Stored dataset items
━━━━━━━━━━━━━━━━━━━━━━━━━━━━━━

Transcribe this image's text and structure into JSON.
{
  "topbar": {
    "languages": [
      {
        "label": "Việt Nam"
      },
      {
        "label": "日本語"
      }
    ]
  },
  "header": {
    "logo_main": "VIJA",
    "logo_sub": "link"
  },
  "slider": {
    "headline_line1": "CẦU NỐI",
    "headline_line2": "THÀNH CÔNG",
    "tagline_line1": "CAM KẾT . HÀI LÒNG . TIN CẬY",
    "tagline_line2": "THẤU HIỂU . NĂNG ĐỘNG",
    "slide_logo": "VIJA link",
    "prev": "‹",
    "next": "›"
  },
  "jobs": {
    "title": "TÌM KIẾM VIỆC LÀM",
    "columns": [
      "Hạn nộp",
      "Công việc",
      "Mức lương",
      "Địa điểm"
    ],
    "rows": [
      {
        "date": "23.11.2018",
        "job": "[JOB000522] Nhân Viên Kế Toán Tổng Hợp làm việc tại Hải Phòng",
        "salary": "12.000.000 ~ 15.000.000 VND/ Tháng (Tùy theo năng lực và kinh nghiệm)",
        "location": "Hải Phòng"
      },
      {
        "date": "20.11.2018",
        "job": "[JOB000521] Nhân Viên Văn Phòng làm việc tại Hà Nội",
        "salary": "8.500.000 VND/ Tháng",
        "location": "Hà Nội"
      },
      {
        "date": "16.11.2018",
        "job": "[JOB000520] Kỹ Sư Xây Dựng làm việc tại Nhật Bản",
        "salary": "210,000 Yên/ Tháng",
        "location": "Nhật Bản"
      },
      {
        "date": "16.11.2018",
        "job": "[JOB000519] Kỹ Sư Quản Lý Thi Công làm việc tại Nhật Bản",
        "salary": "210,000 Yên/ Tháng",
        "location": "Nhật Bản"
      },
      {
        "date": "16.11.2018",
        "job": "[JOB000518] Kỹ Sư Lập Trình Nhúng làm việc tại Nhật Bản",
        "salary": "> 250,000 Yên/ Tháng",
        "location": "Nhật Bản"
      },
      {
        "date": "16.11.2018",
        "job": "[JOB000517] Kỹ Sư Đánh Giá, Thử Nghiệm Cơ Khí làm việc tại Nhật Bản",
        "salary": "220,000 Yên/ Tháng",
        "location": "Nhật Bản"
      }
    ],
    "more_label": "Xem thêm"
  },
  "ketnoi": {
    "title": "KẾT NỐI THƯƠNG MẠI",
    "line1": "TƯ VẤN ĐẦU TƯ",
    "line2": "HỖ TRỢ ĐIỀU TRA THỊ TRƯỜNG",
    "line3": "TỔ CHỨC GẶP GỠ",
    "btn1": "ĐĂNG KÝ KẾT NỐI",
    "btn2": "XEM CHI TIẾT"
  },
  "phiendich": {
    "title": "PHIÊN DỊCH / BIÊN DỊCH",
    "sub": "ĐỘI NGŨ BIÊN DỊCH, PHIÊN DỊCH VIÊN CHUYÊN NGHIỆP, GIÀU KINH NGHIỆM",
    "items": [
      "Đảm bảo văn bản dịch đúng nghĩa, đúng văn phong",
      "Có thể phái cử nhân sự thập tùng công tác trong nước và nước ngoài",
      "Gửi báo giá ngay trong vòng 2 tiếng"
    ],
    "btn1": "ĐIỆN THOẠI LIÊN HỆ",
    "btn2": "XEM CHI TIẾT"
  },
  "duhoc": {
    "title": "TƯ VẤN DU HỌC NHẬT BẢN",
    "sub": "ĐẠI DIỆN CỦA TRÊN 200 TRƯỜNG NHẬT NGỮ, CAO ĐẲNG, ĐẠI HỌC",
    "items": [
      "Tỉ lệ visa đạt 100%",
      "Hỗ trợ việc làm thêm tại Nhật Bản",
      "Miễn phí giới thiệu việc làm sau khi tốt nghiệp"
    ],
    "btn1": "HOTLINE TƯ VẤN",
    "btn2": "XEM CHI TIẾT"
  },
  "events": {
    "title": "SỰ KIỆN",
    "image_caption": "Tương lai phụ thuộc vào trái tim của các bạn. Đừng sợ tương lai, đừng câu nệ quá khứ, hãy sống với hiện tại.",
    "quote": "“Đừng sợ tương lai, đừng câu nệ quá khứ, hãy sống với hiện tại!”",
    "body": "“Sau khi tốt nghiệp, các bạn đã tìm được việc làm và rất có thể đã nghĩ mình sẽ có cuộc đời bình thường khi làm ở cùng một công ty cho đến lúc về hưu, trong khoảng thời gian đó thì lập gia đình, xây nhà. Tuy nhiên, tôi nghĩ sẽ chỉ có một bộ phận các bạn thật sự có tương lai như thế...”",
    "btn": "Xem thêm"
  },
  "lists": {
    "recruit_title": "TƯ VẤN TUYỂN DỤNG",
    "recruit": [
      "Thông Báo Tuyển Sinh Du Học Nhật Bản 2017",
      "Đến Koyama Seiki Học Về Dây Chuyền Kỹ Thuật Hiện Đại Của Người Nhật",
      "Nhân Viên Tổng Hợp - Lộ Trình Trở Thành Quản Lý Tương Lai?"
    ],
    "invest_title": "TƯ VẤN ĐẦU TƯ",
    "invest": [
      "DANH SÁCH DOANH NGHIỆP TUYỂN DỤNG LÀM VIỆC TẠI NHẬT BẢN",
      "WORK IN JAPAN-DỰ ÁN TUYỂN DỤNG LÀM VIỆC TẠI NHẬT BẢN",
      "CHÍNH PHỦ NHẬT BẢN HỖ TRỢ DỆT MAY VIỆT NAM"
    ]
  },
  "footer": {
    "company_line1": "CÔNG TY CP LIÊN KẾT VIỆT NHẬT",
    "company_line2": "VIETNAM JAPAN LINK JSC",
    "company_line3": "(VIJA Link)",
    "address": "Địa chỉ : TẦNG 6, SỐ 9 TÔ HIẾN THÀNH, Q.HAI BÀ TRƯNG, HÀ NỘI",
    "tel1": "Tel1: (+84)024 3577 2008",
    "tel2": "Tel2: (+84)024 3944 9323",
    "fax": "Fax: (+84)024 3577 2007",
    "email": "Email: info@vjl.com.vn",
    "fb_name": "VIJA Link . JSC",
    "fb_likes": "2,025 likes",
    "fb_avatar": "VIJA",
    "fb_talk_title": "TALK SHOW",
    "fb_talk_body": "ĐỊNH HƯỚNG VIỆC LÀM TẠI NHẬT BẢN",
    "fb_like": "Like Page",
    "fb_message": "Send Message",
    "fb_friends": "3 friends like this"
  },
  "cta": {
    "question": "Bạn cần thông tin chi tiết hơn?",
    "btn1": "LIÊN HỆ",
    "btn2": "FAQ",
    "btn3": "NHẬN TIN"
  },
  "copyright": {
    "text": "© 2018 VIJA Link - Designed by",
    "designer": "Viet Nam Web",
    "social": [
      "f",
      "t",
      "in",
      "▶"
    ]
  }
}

━━━━━━━━━━━━━━━━━━━━━━━━━━━━━━

Given problem: Every entry above needs to be quoted exactly.

Task response:
Transcribe this image's text and structure into JSON.
{
  "topbar": {
    "languages": [
      {
        "label": "Việt Nam"
      },
      {
        "label": "日本語"
      }
    ]
  },
  "header": {
    "logo_main": "VIJA",
    "logo_sub": "link"
  },
  "slider": {
    "headline_line1": "CẦU NỐI",
    "headline_line2": "THÀNH CÔNG",
    "tagline_line1": "CAM KẾT . HÀI LÒNG . TIN CẬY",
    "tagline_line2": "THẤU HIỂU . NĂNG ĐỘNG",
    "slide_logo": "VIJA link",
    "prev": "‹",
    "next": "›"
  },
  "jobs": {
    "title": "TÌM KIẾM VIỆC LÀM",
    "columns": [
      "Hạn nộp",
      "Công việc",
      "Mức lương",
      "Địa điểm"
    ],
    "rows": [
      {
        "date": "23.11.2018",
        "job": "[JOB000522] Nhân Viên Kế Toán Tổng Hợp làm việc tại Hải Phòng",
        "salary": "12.000.000 ~ 15.000.000 VND/ Tháng (Tùy theo năng lực và kinh nghiệm)",
        "location": "Hải Phòng"
      },
      {
        "date": "20.11.2018",
        "job": "[JOB000521] Nhân Viên Văn Phòng làm việc tại Hà Nội",
        "salary": "8.500.000 VND/ Tháng",
        "location": "Hà Nội"
      },
      {
        "date": "16.11.2018",
        "job": "[JOB000520] Kỹ Sư Xây Dựng làm việc tại Nhật Bản",
        "salary": "210,000 Yên/ Tháng",
        "location": "Nhật Bản"
      },
      {
        "date": "16.11.2018",
        "job": "[JOB000519] Kỹ Sư Quản Lý Thi Công làm việc tại Nhật Bản",
        "salary": "210,000 Yên/ Tháng",
        "location": "Nhật Bản"
      },
      {
        "date": "16.11.2018",
        "job": "[JOB000518] Kỹ Sư Lập Trình Nhúng làm việc tại Nhật Bản",
        "salary": "> 250,000 Yên/ Tháng",
        "location": "Nhật Bản"
      },
      {
        "date": "16.11.2018",
        "job": "[JOB000517] Kỹ Sư Đánh Giá, Thử Nghiệm Cơ Khí làm việc tại Nhật Bản",
        "salary": "220,000 Yên/ Tháng",
        "location": "Nhật Bản"
      }
    ],
    "more_label": "Xem thêm"
  },
  "ketnoi": {
    "title": "KẾT NỐI THƯƠNG MẠI",
    "line1": "TƯ VẤN ĐẦU TƯ",
    "line2": "HỖ TRỢ ĐIỀU TRA THỊ TRƯỜNG",
    "line3": "TỔ CHỨC GẶP GỠ",
    "btn1": "ĐĂNG KÝ KẾT NỐI",
    "btn2": "XEM CHI TIẾT"
  },
  "phiendich": {
    "title": "PHIÊN DỊCH / BIÊN DỊCH",
    "sub": "ĐỘI NGŨ BIÊN DỊCH, PHIÊN DỊCH VIÊN CHUYÊN NGHIỆP, GIÀU KINH NGHIỆM",
    "items": [
      "Đảm bảo văn bản dịch đúng nghĩa, đúng văn phong",
      "Có thể phái cử nhân sự thập tùng công tác trong nước và nước ngoài",
      "Gửi báo giá ngay trong vòng 2 tiếng"
    ],
    "btn1": "ĐIỆN THOẠI LIÊN HỆ",
    "btn2": "XEM CHI TIẾT"
  },
  "duhoc": {
    "title": "TƯ VẤN DU HỌC NHẬT BẢN",
    "sub": "ĐẠI DIỆN CỦA TRÊN 200 TRƯỜNG NHẬT NGỮ, CAO ĐẲNG, ĐẠI HỌC",
    "items": [
      "Tỉ lệ visa đạt 100%",
      "Hỗ trợ việc làm thêm tại Nhật Bản",
      "Miễn phí giới thiệu việc làm sau khi tốt nghiệp"
    ],
    "btn1": "HOTLINE TƯ VẤN",
    "btn2": "XEM CHI TIẾT"
  },
  "events": {
    "title": "SỰ KIỆN",
    "image_caption": "Tương lai phụ thuộc vào trái tim của các bạn. Đừng sợ tương lai, đừng câu nệ quá khứ, hãy sống với hiện tại.",
    "quote": "“Đừng sợ tương lai, đừng câu nệ quá khứ, hãy sống với hiện tại!”",
    "body": "“Sau khi tốt nghiệp, các bạn đã tìm được việc làm và rất có thể đã nghĩ mình sẽ có cuộc đời bình thường khi làm ở cùng một công ty cho đến lúc về hưu, trong khoảng thời gian đó thì lập gia đình, xây nhà. Tuy nhiên, tôi nghĩ sẽ chỉ có một bộ phận các bạn thật sự có tương lai như thế...”",
    "btn": "Xem thêm"
  },
  "lists": {
    "recruit_title": "TƯ VẤN TUYỂN DỤNG",
    "recruit": [
      "Thông Báo Tuyển Sinh Du Học Nhật Bản 2017",
      "Đến Koyama Seiki Học Về Dây Chuyền Kỹ Thuật Hiện Đại Của Người Nhật",
      "Nhân Viên Tổng Hợp - Lộ Trình Trở Thành Quản Lý Tương Lai?"
    ],
    "invest_title": "TƯ VẤN ĐẦU TƯ",
    "invest": [
      "DANH SÁCH DOANH NGHIỆP TUYỂN DỤNG LÀM VIỆC TẠI NHẬT BẢN",
      "WORK IN JAPAN-DỰ ÁN TUYỂN DỤNG LÀM VIỆC TẠI NHẬT BẢN",
      "CHÍNH PHỦ NHẬT BẢN HỖ TRỢ DỆT MAY VIỆT NAM"
    ]
  },
  "footer": {
    "company_line1": "CÔNG TY CP LIÊN KẾT VIỆT NHẬT",
    "company_line2": "VIETNAM JAPAN LINK JSC",
    "company_line3": "(VIJA Link)",
    "address": "Địa chỉ : TẦNG 6, SỐ 9 TÔ HIẾN THÀNH, Q.HAI BÀ TRƯNG, HÀ NỘI",
    "tel1": "Tel1: (+84)024 3577 2008",
    "tel2": "Tel2: (+84)024 3944 9323",
    "fax": "Fax: (+84)024 3577 2007",
    "email": "Email: info@vjl.com.vn",
    "fb_name": "VIJA Link . JSC",
    "fb_likes": "2,025 likes",
    "fb_avatar": "VIJA",
    "fb_talk_title": "TALK SHOW",
    "fb_talk_body": "ĐỊNH HƯỚNG VIỆC LÀM TẠI NHẬT BẢN",
    "fb_like": "Like Page",
    "fb_message": "Send Message",
    "fb_friends": "3 friends like this"
  },
  "cta": {
    "question": "Bạn cần thông tin chi tiết hơn?",
    "btn1": "LIÊN HỆ",
    "btn2": "FAQ",
    "btn3": "NHẬN TIN"
  },
  "copyright": {
    "text": "© 2018 VIJA Link - Designed by",
    "designer": "Viet Nam Web",
    "social": [
      "f",
      "t",
      "in",
      "▶"
    ]
  }
}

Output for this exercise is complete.